Chart and figure data
- - - - - - -

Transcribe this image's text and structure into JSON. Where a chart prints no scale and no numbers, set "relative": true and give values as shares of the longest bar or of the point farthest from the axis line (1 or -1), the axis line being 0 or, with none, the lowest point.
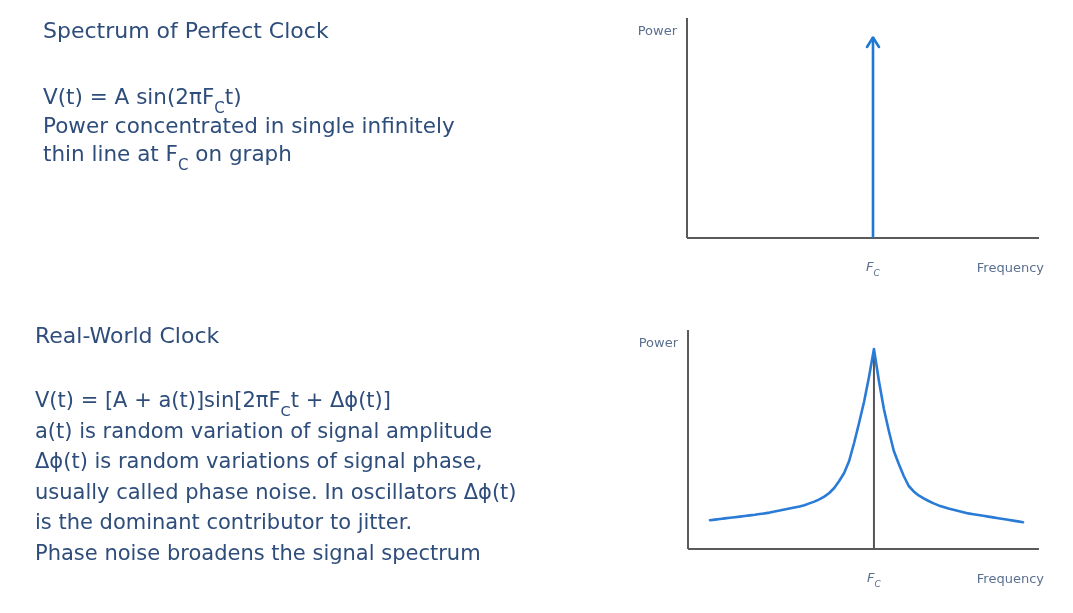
{
  "chart_data": [
    {
      "type": "other",
      "title": "Spectrum of Perfect Clock",
      "annotations": [
        "V(t) = A sin(2πF$_{C}$t)",
        "Power concentrated in single infinitely",
        "thin line at F$_{C}$ on graph"
      ]
    },
    {
      "type": "bar",
      "xlabel": "Frequency",
      "ylabel": "Power",
      "categories": [
        "F$_{C}$"
      ],
      "values": [
        1
      ],
      "color": "#1f78d4",
      "relative": true
    },
    {
      "type": "other",
      "title": "Real-World Clock",
      "annotations": [
        "V(t) = [A + a(t)]sin[2πF$_{C}$t + Δϕ(t)]",
        "a(t) is random variation of signal amplitude",
        "Δϕ(t) is random variations of signal phase,",
        "usually called phase noise. In oscillators Δϕ(t)",
        "is the dominant contributor to jitter.",
        "Phase noise broadens the signal spectrum"
      ]
    },
    {
      "type": "line",
      "xlabel": "Frequency",
      "ylabel": "Power",
      "annotations": [
        "F$_{C}$"
      ],
      "categories": [
        null,
        null,
        null,
        null,
        null,
        null,
        null,
        null,
        null,
        null,
        null,
        null,
        null,
        null,
        null,
        null,
        null,
        null,
        null,
        null,
        null,
        null,
        null,
        null,
        null,
        null,
        null,
        null,
        null,
        null,
        null,
        null,
        null,
        null,
        null,
        null,
        null,
        null,
        null,
        null,
        null,
        null,
        null,
        null,
        null,
        null,
        null,
        null,
        null,
        null,
        null,
        null,
        null,
        null,
        null,
        null,
        null,
        null,
        null,
        null,
        null,
        null,
        null,
        null
      ],
      "values": [
        0.144,
        0.147,
        0.15,
        0.153,
        0.156,
        0.159,
        0.162,
        0.165,
        0.168,
        0.171,
        0.175,
        0.178,
        0.182,
        0.187,
        0.192,
        0.198,
        0.203,
        0.208,
        0.213,
        0.219,
        0.228,
        0.237,
        0.248,
        0.262,
        0.28,
        0.305,
        0.34,
        0.38,
        0.44,
        0.53,
        0.63,
        0.735,
        0.86,
        1,
        0.84,
        0.7,
        0.59,
        0.49,
        0.425,
        0.365,
        0.315,
        0.288,
        0.268,
        0.253,
        0.24,
        0.228,
        0.218,
        0.21,
        0.202,
        0.196,
        0.19,
        0.184,
        0.178,
        0.174,
        0.17,
        0.166,
        0.162,
        0.158,
        0.154,
        0.15,
        0.146,
        0.142,
        0.138,
        0.134
      ],
      "color": "#2a7bd6",
      "relative": true
    }
  ]
}
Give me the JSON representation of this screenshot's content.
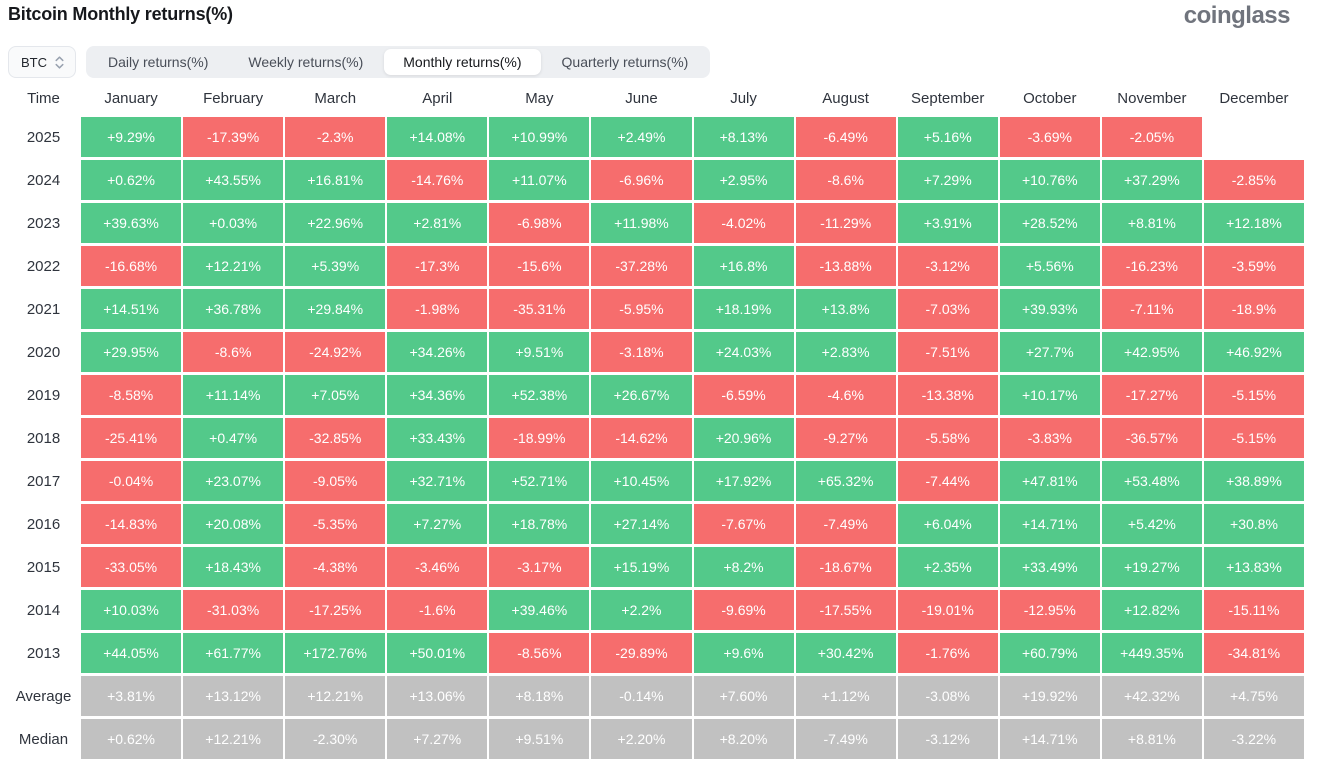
{
  "page": {
    "title": "Bitcoin Monthly returns(%)",
    "logo": "coinglass"
  },
  "selector": {
    "value": "BTC"
  },
  "tabs": [
    {
      "label": "Daily returns(%)",
      "active": false
    },
    {
      "label": "Weekly returns(%)",
      "active": false
    },
    {
      "label": "Monthly returns(%)",
      "active": true
    },
    {
      "label": "Quarterly returns(%)",
      "active": false
    }
  ],
  "colors": {
    "positive": "#53c98a",
    "negative": "#f66d6d",
    "neutral": "#c1c1c1"
  },
  "table": {
    "columns": [
      "Time",
      "January",
      "February",
      "March",
      "April",
      "May",
      "June",
      "July",
      "August",
      "September",
      "October",
      "November",
      "December"
    ],
    "rows": [
      {
        "label": "2025",
        "type": "year",
        "values": [
          "+9.29%",
          "-17.39%",
          "-2.3%",
          "+14.08%",
          "+10.99%",
          "+2.49%",
          "+8.13%",
          "-6.49%",
          "+5.16%",
          "-3.69%",
          "-2.05%",
          null
        ]
      },
      {
        "label": "2024",
        "type": "year",
        "values": [
          "+0.62%",
          "+43.55%",
          "+16.81%",
          "-14.76%",
          "+11.07%",
          "-6.96%",
          "+2.95%",
          "-8.6%",
          "+7.29%",
          "+10.76%",
          "+37.29%",
          "-2.85%"
        ]
      },
      {
        "label": "2023",
        "type": "year",
        "values": [
          "+39.63%",
          "+0.03%",
          "+22.96%",
          "+2.81%",
          "-6.98%",
          "+11.98%",
          "-4.02%",
          "-11.29%",
          "+3.91%",
          "+28.52%",
          "+8.81%",
          "+12.18%"
        ]
      },
      {
        "label": "2022",
        "type": "year",
        "values": [
          "-16.68%",
          "+12.21%",
          "+5.39%",
          "-17.3%",
          "-15.6%",
          "-37.28%",
          "+16.8%",
          "-13.88%",
          "-3.12%",
          "+5.56%",
          "-16.23%",
          "-3.59%"
        ]
      },
      {
        "label": "2021",
        "type": "year",
        "values": [
          "+14.51%",
          "+36.78%",
          "+29.84%",
          "-1.98%",
          "-35.31%",
          "-5.95%",
          "+18.19%",
          "+13.8%",
          "-7.03%",
          "+39.93%",
          "-7.11%",
          "-18.9%"
        ]
      },
      {
        "label": "2020",
        "type": "year",
        "values": [
          "+29.95%",
          "-8.6%",
          "-24.92%",
          "+34.26%",
          "+9.51%",
          "-3.18%",
          "+24.03%",
          "+2.83%",
          "-7.51%",
          "+27.7%",
          "+42.95%",
          "+46.92%"
        ]
      },
      {
        "label": "2019",
        "type": "year",
        "values": [
          "-8.58%",
          "+11.14%",
          "+7.05%",
          "+34.36%",
          "+52.38%",
          "+26.67%",
          "-6.59%",
          "-4.6%",
          "-13.38%",
          "+10.17%",
          "-17.27%",
          "-5.15%"
        ]
      },
      {
        "label": "2018",
        "type": "year",
        "values": [
          "-25.41%",
          "+0.47%",
          "-32.85%",
          "+33.43%",
          "-18.99%",
          "-14.62%",
          "+20.96%",
          "-9.27%",
          "-5.58%",
          "-3.83%",
          "-36.57%",
          "-5.15%"
        ]
      },
      {
        "label": "2017",
        "type": "year",
        "values": [
          "-0.04%",
          "+23.07%",
          "-9.05%",
          "+32.71%",
          "+52.71%",
          "+10.45%",
          "+17.92%",
          "+65.32%",
          "-7.44%",
          "+47.81%",
          "+53.48%",
          "+38.89%"
        ]
      },
      {
        "label": "2016",
        "type": "year",
        "values": [
          "-14.83%",
          "+20.08%",
          "-5.35%",
          "+7.27%",
          "+18.78%",
          "+27.14%",
          "-7.67%",
          "-7.49%",
          "+6.04%",
          "+14.71%",
          "+5.42%",
          "+30.8%"
        ]
      },
      {
        "label": "2015",
        "type": "year",
        "values": [
          "-33.05%",
          "+18.43%",
          "-4.38%",
          "-3.46%",
          "-3.17%",
          "+15.19%",
          "+8.2%",
          "-18.67%",
          "+2.35%",
          "+33.49%",
          "+19.27%",
          "+13.83%"
        ]
      },
      {
        "label": "2014",
        "type": "year",
        "values": [
          "+10.03%",
          "-31.03%",
          "-17.25%",
          "-1.6%",
          "+39.46%",
          "+2.2%",
          "-9.69%",
          "-17.55%",
          "-19.01%",
          "-12.95%",
          "+12.82%",
          "-15.11%"
        ]
      },
      {
        "label": "2013",
        "type": "year",
        "values": [
          "+44.05%",
          "+61.77%",
          "+172.76%",
          "+50.01%",
          "-8.56%",
          "-29.89%",
          "+9.6%",
          "+30.42%",
          "-1.76%",
          "+60.79%",
          "+449.35%",
          "-34.81%"
        ]
      },
      {
        "label": "Average",
        "type": "summary",
        "values": [
          "+3.81%",
          "+13.12%",
          "+12.21%",
          "+13.06%",
          "+8.18%",
          "-0.14%",
          "+7.60%",
          "+1.12%",
          "-3.08%",
          "+19.92%",
          "+42.32%",
          "+4.75%"
        ]
      },
      {
        "label": "Median",
        "type": "summary",
        "values": [
          "+0.62%",
          "+12.21%",
          "-2.30%",
          "+7.27%",
          "+9.51%",
          "+2.20%",
          "+8.20%",
          "-7.49%",
          "-3.12%",
          "+14.71%",
          "+8.81%",
          "-3.22%"
        ]
      }
    ]
  }
}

- - - - - - -

THE PROBLEM – All lines that include "title" are to be gathered and copied.

FINISHED ANSWER –
      "title": "Spectrum of Perfect Clock",
      "title": "Real-World Clock",
    "title": "Bitcoin Monthly returns(%)",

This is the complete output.